### GIVEN TASK:
Output all of the data below exactly as given.
━━━ GIVEN DATA
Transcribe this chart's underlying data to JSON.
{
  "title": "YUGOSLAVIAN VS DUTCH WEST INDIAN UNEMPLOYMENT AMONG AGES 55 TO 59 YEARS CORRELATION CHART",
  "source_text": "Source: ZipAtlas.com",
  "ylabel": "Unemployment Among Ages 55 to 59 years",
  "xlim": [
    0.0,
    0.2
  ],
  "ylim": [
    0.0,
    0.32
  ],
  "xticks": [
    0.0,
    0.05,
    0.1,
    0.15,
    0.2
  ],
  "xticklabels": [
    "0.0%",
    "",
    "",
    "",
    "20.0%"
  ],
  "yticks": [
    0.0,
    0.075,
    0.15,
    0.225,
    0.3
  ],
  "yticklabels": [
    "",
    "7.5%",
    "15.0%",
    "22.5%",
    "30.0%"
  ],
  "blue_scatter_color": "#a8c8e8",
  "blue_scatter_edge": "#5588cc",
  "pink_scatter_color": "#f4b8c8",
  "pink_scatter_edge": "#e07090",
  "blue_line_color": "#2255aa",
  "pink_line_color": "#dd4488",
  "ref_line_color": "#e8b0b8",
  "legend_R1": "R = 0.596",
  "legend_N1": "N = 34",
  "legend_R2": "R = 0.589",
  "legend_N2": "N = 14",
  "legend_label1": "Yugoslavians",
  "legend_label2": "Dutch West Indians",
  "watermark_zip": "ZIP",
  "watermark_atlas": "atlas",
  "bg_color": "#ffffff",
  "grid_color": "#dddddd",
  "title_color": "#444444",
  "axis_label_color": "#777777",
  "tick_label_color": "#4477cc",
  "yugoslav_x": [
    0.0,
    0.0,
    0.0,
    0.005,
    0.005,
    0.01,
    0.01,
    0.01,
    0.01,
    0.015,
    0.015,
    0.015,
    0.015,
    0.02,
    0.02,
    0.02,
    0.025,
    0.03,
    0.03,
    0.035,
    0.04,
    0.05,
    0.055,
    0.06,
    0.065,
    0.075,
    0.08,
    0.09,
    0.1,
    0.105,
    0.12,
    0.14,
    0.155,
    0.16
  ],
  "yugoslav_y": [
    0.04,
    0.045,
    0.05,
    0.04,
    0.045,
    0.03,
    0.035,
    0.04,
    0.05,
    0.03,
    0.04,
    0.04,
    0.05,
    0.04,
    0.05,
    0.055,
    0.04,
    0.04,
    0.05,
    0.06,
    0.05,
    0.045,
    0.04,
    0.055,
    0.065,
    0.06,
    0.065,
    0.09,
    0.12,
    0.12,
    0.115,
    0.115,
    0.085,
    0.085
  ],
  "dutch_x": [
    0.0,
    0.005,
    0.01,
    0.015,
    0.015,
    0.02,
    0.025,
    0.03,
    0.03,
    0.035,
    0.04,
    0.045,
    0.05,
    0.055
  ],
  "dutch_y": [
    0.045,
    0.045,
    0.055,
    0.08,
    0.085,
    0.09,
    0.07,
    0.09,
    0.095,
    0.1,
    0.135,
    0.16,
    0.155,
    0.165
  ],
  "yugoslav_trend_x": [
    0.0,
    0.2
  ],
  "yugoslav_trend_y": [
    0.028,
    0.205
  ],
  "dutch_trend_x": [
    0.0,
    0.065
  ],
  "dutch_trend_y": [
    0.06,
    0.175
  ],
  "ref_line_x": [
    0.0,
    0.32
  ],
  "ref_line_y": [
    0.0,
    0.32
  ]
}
━━━━━━
### ANSWER FOR THIS EXERCISE:
Transcribe this chart's underlying data to JSON.
{
  "title": "YUGOSLAVIAN VS DUTCH WEST INDIAN UNEMPLOYMENT AMONG AGES 55 TO 59 YEARS CORRELATION CHART",
  "source_text": "Source: ZipAtlas.com",
  "ylabel": "Unemployment Among Ages 55 to 59 years",
  "xlim": [
    0.0,
    0.2
  ],
  "ylim": [
    0.0,
    0.32
  ],
  "xticks": [
    0.0,
    0.05,
    0.1,
    0.15,
    0.2
  ],
  "xticklabels": [
    "0.0%",
    "",
    "",
    "",
    "20.0%"
  ],
  "yticks": [
    0.0,
    0.075,
    0.15,
    0.225,
    0.3
  ],
  "yticklabels": [
    "",
    "7.5%",
    "15.0%",
    "22.5%",
    "30.0%"
  ],
  "blue_scatter_color": "#a8c8e8",
  "blue_scatter_edge": "#5588cc",
  "pink_scatter_color": "#f4b8c8",
  "pink_scatter_edge": "#e07090",
  "blue_line_color": "#2255aa",
  "pink_line_color": "#dd4488",
  "ref_line_color": "#e8b0b8",
  "legend_R1": "R = 0.596",
  "legend_N1": "N = 34",
  "legend_R2": "R = 0.589",
  "legend_N2": "N = 14",
  "legend_label1": "Yugoslavians",
  "legend_label2": "Dutch West Indians",
  "watermark_zip": "ZIP",
  "watermark_atlas": "atlas",
  "bg_color": "#ffffff",
  "grid_color": "#dddddd",
  "title_color": "#444444",
  "axis_label_color": "#777777",
  "tick_label_color": "#4477cc",
  "yugoslav_x": [
    0.0,
    0.0,
    0.0,
    0.005,
    0.005,
    0.01,
    0.01,
    0.01,
    0.01,
    0.015,
    0.015,
    0.015,
    0.015,
    0.02,
    0.02,
    0.02,
    0.025,
    0.03,
    0.03,
    0.035,
    0.04,
    0.05,
    0.055,
    0.06,
    0.065,
    0.075,
    0.08,
    0.09,
    0.1,
    0.105,
    0.12,
    0.14,
    0.155,
    0.16
  ],
  "yugoslav_y": [
    0.04,
    0.045,
    0.05,
    0.04,
    0.045,
    0.03,
    0.035,
    0.04,
    0.05,
    0.03,
    0.04,
    0.04,
    0.05,
    0.04,
    0.05,
    0.055,
    0.04,
    0.04,
    0.05,
    0.06,
    0.05,
    0.045,
    0.04,
    0.055,
    0.065,
    0.06,
    0.065,
    0.09,
    0.12,
    0.12,
    0.115,
    0.115,
    0.085,
    0.085
  ],
  "dutch_x": [
    0.0,
    0.005,
    0.01,
    0.015,
    0.015,
    0.02,
    0.025,
    0.03,
    0.03,
    0.035,
    0.04,
    0.045,
    0.05,
    0.055
  ],
  "dutch_y": [
    0.045,
    0.045,
    0.055,
    0.08,
    0.085,
    0.09,
    0.07,
    0.09,
    0.095,
    0.1,
    0.135,
    0.16,
    0.155,
    0.165
  ],
  "yugoslav_trend_x": [
    0.0,
    0.2
  ],
  "yugoslav_trend_y": [
    0.028,
    0.205
  ],
  "dutch_trend_x": [
    0.0,
    0.065
  ],
  "dutch_trend_y": [
    0.06,
    0.175
  ],
  "ref_line_x": [
    0.0,
    0.32
  ],
  "ref_line_y": [
    0.0,
    0.32
  ]
}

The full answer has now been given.